§ DIRECTIONS:
Repeat all entries exactly.

##### PROVIDED RECORDS

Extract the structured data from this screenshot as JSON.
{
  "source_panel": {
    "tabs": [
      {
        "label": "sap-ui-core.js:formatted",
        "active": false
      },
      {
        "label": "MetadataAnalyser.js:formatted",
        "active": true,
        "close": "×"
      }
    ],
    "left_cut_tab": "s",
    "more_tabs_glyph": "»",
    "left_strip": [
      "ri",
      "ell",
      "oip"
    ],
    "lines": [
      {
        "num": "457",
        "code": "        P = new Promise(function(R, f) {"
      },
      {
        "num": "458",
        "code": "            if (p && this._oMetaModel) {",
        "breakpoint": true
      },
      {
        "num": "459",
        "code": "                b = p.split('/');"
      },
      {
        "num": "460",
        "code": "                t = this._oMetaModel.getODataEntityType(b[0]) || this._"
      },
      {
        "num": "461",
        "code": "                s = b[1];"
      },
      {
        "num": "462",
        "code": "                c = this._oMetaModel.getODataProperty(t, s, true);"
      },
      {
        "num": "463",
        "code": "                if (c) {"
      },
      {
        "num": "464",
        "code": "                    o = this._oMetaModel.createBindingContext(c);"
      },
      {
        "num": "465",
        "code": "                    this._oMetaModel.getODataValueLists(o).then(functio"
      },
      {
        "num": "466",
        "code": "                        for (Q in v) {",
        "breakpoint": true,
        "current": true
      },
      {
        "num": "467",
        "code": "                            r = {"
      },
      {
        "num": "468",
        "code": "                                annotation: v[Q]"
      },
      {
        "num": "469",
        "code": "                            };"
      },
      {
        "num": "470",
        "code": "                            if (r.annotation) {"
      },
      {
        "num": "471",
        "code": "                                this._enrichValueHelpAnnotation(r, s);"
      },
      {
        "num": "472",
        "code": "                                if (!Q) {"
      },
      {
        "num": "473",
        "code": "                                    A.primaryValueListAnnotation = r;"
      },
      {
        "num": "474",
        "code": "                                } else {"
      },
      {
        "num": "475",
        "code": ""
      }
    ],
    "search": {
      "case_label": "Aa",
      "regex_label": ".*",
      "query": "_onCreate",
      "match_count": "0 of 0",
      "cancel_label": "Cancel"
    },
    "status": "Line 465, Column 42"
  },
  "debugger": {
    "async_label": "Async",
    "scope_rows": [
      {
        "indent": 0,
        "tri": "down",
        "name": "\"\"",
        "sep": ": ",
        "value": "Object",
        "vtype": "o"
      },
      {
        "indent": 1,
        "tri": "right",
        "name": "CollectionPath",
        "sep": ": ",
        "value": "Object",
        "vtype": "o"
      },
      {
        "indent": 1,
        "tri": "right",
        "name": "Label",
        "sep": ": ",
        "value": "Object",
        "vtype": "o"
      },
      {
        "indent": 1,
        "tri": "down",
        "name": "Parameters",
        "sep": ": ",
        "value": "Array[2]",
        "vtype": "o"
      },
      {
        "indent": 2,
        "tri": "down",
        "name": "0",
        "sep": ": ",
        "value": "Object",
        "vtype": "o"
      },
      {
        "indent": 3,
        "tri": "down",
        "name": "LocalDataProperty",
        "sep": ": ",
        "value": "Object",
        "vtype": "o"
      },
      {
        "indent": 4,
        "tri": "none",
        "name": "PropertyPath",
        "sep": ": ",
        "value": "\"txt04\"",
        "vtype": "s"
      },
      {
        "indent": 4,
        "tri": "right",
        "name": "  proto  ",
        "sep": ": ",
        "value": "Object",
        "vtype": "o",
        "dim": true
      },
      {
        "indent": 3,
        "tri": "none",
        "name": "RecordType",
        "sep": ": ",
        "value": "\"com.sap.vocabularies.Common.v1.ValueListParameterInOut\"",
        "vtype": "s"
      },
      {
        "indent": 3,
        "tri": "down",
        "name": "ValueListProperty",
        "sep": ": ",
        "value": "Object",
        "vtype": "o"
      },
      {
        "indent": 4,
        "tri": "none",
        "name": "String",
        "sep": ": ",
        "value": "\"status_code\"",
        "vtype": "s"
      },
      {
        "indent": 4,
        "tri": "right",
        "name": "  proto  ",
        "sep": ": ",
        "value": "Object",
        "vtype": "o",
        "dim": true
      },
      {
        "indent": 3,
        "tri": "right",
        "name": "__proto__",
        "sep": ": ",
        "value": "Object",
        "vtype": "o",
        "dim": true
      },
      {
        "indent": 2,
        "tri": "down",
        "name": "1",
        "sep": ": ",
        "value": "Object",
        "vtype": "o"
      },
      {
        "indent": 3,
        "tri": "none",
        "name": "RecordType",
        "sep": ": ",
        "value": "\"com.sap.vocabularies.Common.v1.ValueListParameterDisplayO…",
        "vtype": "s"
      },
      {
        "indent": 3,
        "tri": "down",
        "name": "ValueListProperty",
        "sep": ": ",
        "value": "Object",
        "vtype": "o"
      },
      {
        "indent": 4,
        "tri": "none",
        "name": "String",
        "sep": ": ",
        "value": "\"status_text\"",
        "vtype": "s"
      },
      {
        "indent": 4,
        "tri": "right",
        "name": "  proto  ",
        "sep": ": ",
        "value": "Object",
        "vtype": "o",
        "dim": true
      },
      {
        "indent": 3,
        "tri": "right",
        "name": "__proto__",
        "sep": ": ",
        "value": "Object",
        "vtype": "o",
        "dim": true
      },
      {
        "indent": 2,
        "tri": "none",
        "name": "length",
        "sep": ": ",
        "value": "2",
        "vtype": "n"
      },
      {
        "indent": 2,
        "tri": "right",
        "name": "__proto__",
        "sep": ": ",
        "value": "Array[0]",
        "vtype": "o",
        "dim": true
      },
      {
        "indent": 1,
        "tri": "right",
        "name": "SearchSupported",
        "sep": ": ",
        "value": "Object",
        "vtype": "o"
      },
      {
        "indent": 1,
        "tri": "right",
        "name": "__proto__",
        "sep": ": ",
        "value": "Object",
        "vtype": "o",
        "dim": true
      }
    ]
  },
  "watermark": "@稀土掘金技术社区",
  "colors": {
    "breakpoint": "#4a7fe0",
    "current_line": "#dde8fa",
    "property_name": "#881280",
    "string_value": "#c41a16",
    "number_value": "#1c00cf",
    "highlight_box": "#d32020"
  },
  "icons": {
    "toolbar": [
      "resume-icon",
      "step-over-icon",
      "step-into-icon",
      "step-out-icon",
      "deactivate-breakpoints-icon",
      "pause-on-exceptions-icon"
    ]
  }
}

##########

§ TASK SOLUTION:
Extract the structured data from this screenshot as JSON.
{
  "source_panel": {
    "tabs": [
      {
        "label": "sap-ui-core.js:formatted",
        "active": false
      },
      {
        "label": "MetadataAnalyser.js:formatted",
        "active": true,
        "close": "×"
      }
    ],
    "left_cut_tab": "s",
    "more_tabs_glyph": "»",
    "left_strip": [
      "ri",
      "ell",
      "oip"
    ],
    "lines": [
      {
        "num": "457",
        "code": "        P = new Promise(function(R, f) {"
      },
      {
        "num": "458",
        "code": "            if (p && this._oMetaModel) {",
        "breakpoint": true
      },
      {
        "num": "459",
        "code": "                b = p.split('/');"
      },
      {
        "num": "460",
        "code": "                t = this._oMetaModel.getODataEntityType(b[0]) || this._"
      },
      {
        "num": "461",
        "code": "                s = b[1];"
      },
      {
        "num": "462",
        "code": "                c = this._oMetaModel.getODataProperty(t, s, true);"
      },
      {
        "num": "463",
        "code": "                if (c) {"
      },
      {
        "num": "464",
        "code": "                    o = this._oMetaModel.createBindingContext(c);"
      },
      {
        "num": "465",
        "code": "                    this._oMetaModel.getODataValueLists(o).then(functio"
      },
      {
        "num": "466",
        "code": "                        for (Q in v) {",
        "breakpoint": true,
        "current": true
      },
      {
        "num": "467",
        "code": "                            r = {"
      },
      {
        "num": "468",
        "code": "                                annotation: v[Q]"
      },
      {
        "num": "469",
        "code": "                            };"
      },
      {
        "num": "470",
        "code": "                            if (r.annotation) {"
      },
      {
        "num": "471",
        "code": "                                this._enrichValueHelpAnnotation(r, s);"
      },
      {
        "num": "472",
        "code": "                                if (!Q) {"
      },
      {
        "num": "473",
        "code": "                                    A.primaryValueListAnnotation = r;"
      },
      {
        "num": "474",
        "code": "                                } else {"
      },
      {
        "num": "475",
        "code": ""
      }
    ],
    "search": {
      "case_label": "Aa",
      "regex_label": ".*",
      "query": "_onCreate",
      "match_count": "0 of 0",
      "cancel_label": "Cancel"
    },
    "status": "Line 465, Column 42"
  },
  "debugger": {
    "async_label": "Async",
    "scope_rows": [
      {
        "indent": 0,
        "tri": "down",
        "name": "\"\"",
        "sep": ": ",
        "value": "Object",
        "vtype": "o"
      },
      {
        "indent": 1,
        "tri": "right",
        "name": "CollectionPath",
        "sep": ": ",
        "value": "Object",
        "vtype": "o"
      },
      {
        "indent": 1,
        "tri": "right",
        "name": "Label",
        "sep": ": ",
        "value": "Object",
        "vtype": "o"
      },
      {
        "indent": 1,
        "tri": "down",
        "name": "Parameters",
        "sep": ": ",
        "value": "Array[2]",
        "vtype": "o"
      },
      {
        "indent": 2,
        "tri": "down",
        "name": "0",
        "sep": ": ",
        "value": "Object",
        "vtype": "o"
      },
      {
        "indent": 3,
        "tri": "down",
        "name": "LocalDataProperty",
        "sep": ": ",
        "value": "Object",
        "vtype": "o"
      },
      {
        "indent": 4,
        "tri": "none",
        "name": "PropertyPath",
        "sep": ": ",
        "value": "\"txt04\"",
        "vtype": "s"
      },
      {
        "indent": 4,
        "tri": "right",
        "name": "  proto  ",
        "sep": ": ",
        "value": "Object",
        "vtype": "o",
        "dim": true
      },
      {
        "indent": 3,
        "tri": "none",
        "name": "RecordType",
        "sep": ": ",
        "value": "\"com.sap.vocabularies.Common.v1.ValueListParameterInOut\"",
        "vtype": "s"
      },
      {
        "indent": 3,
        "tri": "down",
        "name": "ValueListProperty",
        "sep": ": ",
        "value": "Object",
        "vtype": "o"
      },
      {
        "indent": 4,
        "tri": "none",
        "name": "String",
        "sep": ": ",
        "value": "\"status_code\"",
        "vtype": "s"
      },
      {
        "indent": 4,
        "tri": "right",
        "name": "  proto  ",
        "sep": ": ",
        "value": "Object",
        "vtype": "o",
        "dim": true
      },
      {
        "indent": 3,
        "tri": "right",
        "name": "__proto__",
        "sep": ": ",
        "value": "Object",
        "vtype": "o",
        "dim": true
      },
      {
        "indent": 2,
        "tri": "down",
        "name": "1",
        "sep": ": ",
        "value": "Object",
        "vtype": "o"
      },
      {
        "indent": 3,
        "tri": "none",
        "name": "RecordType",
        "sep": ": ",
        "value": "\"com.sap.vocabularies.Common.v1.ValueListParameterDisplayO…",
        "vtype": "s"
      },
      {
        "indent": 3,
        "tri": "down",
        "name": "ValueListProperty",
        "sep": ": ",
        "value": "Object",
        "vtype": "o"
      },
      {
        "indent": 4,
        "tri": "none",
        "name": "String",
        "sep": ": ",
        "value": "\"status_text\"",
        "vtype": "s"
      },
      {
        "indent": 4,
        "tri": "right",
        "name": "  proto  ",
        "sep": ": ",
        "value": "Object",
        "vtype": "o",
        "dim": true
      },
      {
        "indent": 3,
        "tri": "right",
        "name": "__proto__",
        "sep": ": ",
        "value": "Object",
        "vtype": "o",
        "dim": true
      },
      {
        "indent": 2,
        "tri": "none",
        "name": "length",
        "sep": ": ",
        "value": "2",
        "vtype": "n"
      },
      {
        "indent": 2,
        "tri": "right",
        "name": "__proto__",
        "sep": ": ",
        "value": "Array[0]",
        "vtype": "o",
        "dim": true
      },
      {
        "indent": 1,
        "tri": "right",
        "name": "SearchSupported",
        "sep": ": ",
        "value": "Object",
        "vtype": "o"
      },
      {
        "indent": 1,
        "tri": "right",
        "name": "__proto__",
        "sep": ": ",
        "value": "Object",
        "vtype": "o",
        "dim": true
      }
    ]
  },
  "watermark": "@稀土掘金技术社区",
  "colors": {
    "breakpoint": "#4a7fe0",
    "current_line": "#dde8fa",
    "property_name": "#881280",
    "string_value": "#c41a16",
    "number_value": "#1c00cf",
    "highlight_box": "#d32020"
  },
  "icons": {
    "toolbar": [
      "resume-icon",
      "step-over-icon",
      "step-into-icon",
      "step-out-icon",
      "deactivate-breakpoints-icon",
      "pause-on-exceptions-icon"
    ]
  }
}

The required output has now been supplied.